Compute how many lines in the entries below contain "типов", and output nothing but the number.

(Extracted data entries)
^^^^^^^^
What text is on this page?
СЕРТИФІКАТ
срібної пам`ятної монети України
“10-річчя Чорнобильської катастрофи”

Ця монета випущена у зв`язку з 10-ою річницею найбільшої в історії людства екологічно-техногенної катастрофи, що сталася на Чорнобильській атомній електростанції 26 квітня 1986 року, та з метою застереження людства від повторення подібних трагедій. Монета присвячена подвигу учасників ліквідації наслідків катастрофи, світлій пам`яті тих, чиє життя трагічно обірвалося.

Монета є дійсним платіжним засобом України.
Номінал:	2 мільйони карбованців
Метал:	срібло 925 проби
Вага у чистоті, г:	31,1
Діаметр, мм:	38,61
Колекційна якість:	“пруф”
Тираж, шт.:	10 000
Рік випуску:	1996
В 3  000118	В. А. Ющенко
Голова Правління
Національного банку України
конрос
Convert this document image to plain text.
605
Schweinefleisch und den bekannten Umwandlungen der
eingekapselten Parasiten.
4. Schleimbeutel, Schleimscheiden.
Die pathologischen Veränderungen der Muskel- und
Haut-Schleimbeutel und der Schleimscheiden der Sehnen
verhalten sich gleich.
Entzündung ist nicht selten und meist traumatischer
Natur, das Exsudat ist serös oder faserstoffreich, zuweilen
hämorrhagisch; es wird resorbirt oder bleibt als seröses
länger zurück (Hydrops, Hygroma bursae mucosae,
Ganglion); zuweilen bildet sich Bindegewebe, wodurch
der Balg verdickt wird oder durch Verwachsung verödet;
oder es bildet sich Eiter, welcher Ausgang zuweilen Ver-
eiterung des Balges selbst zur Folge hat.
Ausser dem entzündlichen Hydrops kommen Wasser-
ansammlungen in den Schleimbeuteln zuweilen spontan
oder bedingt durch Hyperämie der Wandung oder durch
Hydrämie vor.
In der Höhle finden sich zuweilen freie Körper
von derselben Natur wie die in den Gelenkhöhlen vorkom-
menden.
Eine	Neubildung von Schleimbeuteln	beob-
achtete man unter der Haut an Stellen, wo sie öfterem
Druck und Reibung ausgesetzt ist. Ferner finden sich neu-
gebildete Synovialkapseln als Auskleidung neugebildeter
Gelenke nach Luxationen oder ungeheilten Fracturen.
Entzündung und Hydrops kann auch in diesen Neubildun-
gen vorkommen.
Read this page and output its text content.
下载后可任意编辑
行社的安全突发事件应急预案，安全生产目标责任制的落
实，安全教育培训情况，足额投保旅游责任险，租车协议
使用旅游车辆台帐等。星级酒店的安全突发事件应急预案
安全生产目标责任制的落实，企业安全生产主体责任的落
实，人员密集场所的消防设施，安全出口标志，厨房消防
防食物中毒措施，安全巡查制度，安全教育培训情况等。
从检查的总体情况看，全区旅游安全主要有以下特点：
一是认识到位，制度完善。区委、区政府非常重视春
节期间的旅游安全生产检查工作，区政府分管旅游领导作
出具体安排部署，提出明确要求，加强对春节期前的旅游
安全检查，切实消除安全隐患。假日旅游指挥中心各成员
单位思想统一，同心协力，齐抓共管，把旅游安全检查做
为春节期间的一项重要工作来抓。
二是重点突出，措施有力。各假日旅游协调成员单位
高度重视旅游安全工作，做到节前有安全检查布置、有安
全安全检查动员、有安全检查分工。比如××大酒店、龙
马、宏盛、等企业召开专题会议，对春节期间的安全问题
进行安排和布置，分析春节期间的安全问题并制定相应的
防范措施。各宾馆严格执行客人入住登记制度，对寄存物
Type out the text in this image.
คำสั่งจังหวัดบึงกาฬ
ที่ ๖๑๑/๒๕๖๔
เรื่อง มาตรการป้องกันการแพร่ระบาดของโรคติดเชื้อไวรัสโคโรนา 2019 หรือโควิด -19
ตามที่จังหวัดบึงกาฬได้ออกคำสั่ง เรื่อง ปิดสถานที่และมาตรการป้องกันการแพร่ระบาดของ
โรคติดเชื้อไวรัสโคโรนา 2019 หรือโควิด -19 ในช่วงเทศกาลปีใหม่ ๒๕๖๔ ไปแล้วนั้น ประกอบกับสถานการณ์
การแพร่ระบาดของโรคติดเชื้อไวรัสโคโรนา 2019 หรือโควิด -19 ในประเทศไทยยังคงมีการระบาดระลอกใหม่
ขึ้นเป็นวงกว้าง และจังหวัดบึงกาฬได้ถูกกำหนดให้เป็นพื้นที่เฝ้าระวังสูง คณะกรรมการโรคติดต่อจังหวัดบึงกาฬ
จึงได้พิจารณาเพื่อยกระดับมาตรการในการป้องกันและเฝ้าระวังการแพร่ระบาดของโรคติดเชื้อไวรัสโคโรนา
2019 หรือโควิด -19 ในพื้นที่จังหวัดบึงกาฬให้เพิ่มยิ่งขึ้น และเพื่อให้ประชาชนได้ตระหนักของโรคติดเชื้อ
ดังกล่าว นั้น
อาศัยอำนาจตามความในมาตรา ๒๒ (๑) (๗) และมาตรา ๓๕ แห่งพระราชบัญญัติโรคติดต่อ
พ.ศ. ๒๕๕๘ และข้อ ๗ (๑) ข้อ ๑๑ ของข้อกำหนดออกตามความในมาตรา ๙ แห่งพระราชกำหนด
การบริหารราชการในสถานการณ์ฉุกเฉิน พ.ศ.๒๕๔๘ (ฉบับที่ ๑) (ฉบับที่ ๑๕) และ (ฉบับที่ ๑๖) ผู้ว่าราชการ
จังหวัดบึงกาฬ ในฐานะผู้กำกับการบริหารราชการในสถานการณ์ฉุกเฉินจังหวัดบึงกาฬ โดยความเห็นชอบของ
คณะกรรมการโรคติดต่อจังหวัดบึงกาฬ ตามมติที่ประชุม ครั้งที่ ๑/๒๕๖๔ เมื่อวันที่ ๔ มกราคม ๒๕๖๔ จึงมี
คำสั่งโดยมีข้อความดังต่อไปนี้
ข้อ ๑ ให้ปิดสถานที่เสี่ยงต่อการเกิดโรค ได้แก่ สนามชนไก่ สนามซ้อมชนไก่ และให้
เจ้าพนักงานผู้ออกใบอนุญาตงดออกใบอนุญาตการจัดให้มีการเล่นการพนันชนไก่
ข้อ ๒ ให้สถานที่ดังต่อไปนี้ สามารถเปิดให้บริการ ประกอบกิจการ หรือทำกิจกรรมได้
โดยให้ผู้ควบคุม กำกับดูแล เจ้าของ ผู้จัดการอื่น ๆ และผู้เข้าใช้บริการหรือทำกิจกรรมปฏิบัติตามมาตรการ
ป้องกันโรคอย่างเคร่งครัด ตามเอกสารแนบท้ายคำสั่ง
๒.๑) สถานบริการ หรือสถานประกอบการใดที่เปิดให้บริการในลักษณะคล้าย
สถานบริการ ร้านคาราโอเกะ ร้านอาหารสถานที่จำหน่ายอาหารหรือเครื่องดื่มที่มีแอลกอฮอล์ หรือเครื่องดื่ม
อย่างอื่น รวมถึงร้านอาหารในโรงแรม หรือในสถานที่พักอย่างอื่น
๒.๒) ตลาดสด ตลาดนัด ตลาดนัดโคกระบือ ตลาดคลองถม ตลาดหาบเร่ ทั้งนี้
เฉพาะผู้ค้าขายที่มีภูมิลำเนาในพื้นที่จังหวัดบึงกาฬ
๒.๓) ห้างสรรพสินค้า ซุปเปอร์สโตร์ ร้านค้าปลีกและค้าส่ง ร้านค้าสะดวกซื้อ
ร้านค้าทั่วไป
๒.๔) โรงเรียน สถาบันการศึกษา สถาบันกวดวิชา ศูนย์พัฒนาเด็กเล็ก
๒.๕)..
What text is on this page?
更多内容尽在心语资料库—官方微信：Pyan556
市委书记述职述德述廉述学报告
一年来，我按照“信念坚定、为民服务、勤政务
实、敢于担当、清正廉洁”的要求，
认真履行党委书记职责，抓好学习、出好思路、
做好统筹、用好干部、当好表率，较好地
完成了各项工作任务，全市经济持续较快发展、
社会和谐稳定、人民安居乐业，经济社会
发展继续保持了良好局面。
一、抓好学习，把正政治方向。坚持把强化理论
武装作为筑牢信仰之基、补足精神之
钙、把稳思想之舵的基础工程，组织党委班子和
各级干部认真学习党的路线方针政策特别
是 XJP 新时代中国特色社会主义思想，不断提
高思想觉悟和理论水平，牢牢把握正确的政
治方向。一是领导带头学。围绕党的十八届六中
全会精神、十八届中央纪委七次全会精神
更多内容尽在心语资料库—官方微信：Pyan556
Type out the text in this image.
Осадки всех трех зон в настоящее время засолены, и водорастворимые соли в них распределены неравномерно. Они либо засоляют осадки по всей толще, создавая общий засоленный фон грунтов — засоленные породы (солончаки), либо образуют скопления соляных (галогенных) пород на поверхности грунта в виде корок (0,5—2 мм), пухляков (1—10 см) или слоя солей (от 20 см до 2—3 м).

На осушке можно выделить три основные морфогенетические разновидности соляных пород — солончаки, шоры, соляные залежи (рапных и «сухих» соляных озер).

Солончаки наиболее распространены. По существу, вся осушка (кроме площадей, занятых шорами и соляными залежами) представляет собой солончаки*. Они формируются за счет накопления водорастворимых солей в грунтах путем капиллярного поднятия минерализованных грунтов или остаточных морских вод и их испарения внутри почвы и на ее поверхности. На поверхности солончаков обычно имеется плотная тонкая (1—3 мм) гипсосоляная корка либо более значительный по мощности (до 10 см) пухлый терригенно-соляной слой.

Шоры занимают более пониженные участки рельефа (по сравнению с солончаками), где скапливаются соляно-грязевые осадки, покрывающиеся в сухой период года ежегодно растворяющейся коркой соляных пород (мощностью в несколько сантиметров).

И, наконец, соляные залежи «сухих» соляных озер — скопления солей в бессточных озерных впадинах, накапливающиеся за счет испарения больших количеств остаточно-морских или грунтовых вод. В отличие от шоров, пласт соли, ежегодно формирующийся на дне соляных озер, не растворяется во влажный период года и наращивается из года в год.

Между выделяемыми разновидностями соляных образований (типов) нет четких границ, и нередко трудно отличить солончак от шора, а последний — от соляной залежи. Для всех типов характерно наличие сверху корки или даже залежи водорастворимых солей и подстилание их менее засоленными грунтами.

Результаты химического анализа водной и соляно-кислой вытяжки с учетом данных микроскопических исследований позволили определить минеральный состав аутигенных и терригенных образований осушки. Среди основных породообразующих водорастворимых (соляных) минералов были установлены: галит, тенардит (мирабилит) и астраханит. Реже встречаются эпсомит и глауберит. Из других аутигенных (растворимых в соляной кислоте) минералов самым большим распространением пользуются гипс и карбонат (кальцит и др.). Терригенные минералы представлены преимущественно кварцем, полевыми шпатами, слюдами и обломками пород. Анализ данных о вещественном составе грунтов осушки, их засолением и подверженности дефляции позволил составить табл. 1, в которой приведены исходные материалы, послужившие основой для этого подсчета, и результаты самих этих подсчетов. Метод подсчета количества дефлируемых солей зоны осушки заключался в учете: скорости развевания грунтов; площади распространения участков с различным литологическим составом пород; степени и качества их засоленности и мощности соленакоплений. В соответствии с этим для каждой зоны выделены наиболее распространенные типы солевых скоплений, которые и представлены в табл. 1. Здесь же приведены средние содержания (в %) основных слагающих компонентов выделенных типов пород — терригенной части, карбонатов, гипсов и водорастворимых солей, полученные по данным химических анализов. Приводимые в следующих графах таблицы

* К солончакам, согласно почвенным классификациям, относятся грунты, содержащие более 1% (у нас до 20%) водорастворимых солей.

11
^^^^^^^^
* OUTPUT FOR THIS TASK *
2